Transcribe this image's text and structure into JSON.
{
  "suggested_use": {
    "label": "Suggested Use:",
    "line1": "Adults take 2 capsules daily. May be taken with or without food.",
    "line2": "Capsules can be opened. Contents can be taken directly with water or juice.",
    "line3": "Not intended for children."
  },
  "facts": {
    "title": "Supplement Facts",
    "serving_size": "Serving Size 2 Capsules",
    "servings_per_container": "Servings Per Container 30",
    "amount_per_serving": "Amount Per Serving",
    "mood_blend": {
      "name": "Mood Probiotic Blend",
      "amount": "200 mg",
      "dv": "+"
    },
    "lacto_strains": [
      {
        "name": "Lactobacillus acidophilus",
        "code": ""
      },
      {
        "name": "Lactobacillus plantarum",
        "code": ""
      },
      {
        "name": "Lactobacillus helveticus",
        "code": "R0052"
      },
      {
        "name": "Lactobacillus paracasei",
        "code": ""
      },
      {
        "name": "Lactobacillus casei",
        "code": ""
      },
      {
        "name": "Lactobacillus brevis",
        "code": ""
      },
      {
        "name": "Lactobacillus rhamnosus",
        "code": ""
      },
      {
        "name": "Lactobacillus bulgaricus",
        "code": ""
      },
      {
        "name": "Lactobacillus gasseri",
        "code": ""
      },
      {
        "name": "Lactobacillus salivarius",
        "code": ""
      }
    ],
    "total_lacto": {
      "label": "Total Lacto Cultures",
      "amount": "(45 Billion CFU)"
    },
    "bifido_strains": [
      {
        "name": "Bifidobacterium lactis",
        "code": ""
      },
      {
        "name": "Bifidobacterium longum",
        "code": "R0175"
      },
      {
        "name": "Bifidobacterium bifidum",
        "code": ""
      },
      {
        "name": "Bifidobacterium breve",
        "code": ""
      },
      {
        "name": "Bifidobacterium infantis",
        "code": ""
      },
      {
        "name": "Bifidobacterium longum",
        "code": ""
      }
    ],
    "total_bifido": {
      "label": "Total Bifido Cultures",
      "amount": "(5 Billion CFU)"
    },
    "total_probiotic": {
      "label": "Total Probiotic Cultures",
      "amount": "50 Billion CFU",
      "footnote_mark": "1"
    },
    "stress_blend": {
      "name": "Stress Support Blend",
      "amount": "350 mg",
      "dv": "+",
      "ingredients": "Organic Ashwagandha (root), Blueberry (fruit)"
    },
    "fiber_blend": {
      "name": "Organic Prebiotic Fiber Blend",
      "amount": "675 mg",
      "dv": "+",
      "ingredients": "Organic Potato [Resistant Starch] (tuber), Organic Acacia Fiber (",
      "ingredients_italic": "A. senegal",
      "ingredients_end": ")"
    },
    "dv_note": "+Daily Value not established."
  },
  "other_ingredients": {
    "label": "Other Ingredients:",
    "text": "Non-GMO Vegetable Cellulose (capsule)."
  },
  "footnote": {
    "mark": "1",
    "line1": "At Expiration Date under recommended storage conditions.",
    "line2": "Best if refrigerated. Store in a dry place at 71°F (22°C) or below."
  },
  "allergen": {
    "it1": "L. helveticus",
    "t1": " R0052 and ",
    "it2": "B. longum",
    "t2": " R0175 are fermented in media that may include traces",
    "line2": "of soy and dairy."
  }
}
^^^^^^^^
(WORK ITEM): Scan the records above for the word "Billion". Copy each line that has it.

(RESULT FOR THIS EXERCISE):
      "amount": "(45 Billion CFU)"
      "amount": "(5 Billion CFU)"
      "amount": "50 Billion CFU",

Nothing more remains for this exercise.